Stored entries:
_ _ _ _

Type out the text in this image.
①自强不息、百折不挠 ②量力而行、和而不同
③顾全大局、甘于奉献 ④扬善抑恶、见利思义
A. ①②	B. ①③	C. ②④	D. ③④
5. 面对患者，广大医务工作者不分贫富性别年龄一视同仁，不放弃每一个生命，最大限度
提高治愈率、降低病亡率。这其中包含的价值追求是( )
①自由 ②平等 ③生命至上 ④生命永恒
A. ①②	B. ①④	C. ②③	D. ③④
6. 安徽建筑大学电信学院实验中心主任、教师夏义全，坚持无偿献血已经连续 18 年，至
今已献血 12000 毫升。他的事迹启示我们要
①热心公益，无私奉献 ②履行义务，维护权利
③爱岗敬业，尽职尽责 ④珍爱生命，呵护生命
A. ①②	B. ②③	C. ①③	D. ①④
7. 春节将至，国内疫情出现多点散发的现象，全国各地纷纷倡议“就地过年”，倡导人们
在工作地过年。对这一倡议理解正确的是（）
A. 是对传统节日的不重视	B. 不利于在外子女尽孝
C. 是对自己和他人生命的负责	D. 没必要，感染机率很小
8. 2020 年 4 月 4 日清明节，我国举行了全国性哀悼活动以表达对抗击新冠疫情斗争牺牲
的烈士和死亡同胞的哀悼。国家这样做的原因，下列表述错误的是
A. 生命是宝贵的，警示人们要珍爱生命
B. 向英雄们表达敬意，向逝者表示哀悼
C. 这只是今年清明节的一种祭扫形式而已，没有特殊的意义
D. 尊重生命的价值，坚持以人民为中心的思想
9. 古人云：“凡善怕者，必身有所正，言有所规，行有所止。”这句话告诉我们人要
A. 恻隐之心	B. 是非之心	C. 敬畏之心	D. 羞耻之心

_ _ _ _

Set task =
Write all of the records out again exactly.

Answer to this task =
Type out the text in this image.
①自强不息、百折不挠 ②量力而行、和而不同
③顾全大局、甘于奉献 ④扬善抑恶、见利思义
A. ①②	B. ①③	C. ②④	D. ③④
5. 面对患者，广大医务工作者不分贫富性别年龄一视同仁，不放弃每一个生命，最大限度
提高治愈率、降低病亡率。这其中包含的价值追求是( )
①自由 ②平等 ③生命至上 ④生命永恒
A. ①②	B. ①④	C. ②③	D. ③④
6. 安徽建筑大学电信学院实验中心主任、教师夏义全，坚持无偿献血已经连续 18 年，至
今已献血 12000 毫升。他的事迹启示我们要
①热心公益，无私奉献 ②履行义务，维护权利
③爱岗敬业，尽职尽责 ④珍爱生命，呵护生命
A. ①②	B. ②③	C. ①③	D. ①④
7. 春节将至，国内疫情出现多点散发的现象，全国各地纷纷倡议“就地过年”，倡导人们
在工作地过年。对这一倡议理解正确的是（）
A. 是对传统节日的不重视	B. 不利于在外子女尽孝
C. 是对自己和他人生命的负责	D. 没必要，感染机率很小
8. 2020 年 4 月 4 日清明节，我国举行了全国性哀悼活动以表达对抗击新冠疫情斗争牺牲
的烈士和死亡同胞的哀悼。国家这样做的原因，下列表述错误的是
A. 生命是宝贵的，警示人们要珍爱生命
B. 向英雄们表达敬意，向逝者表示哀悼
C. 这只是今年清明节的一种祭扫形式而已，没有特殊的意义
D. 尊重生命的价值，坚持以人民为中心的思想
9. 古人云：“凡善怕者，必身有所正，言有所规，行有所止。”这句话告诉我们人要
A. 恻隐之心	B. 是非之心	C. 敬畏之心	D. 羞耻之心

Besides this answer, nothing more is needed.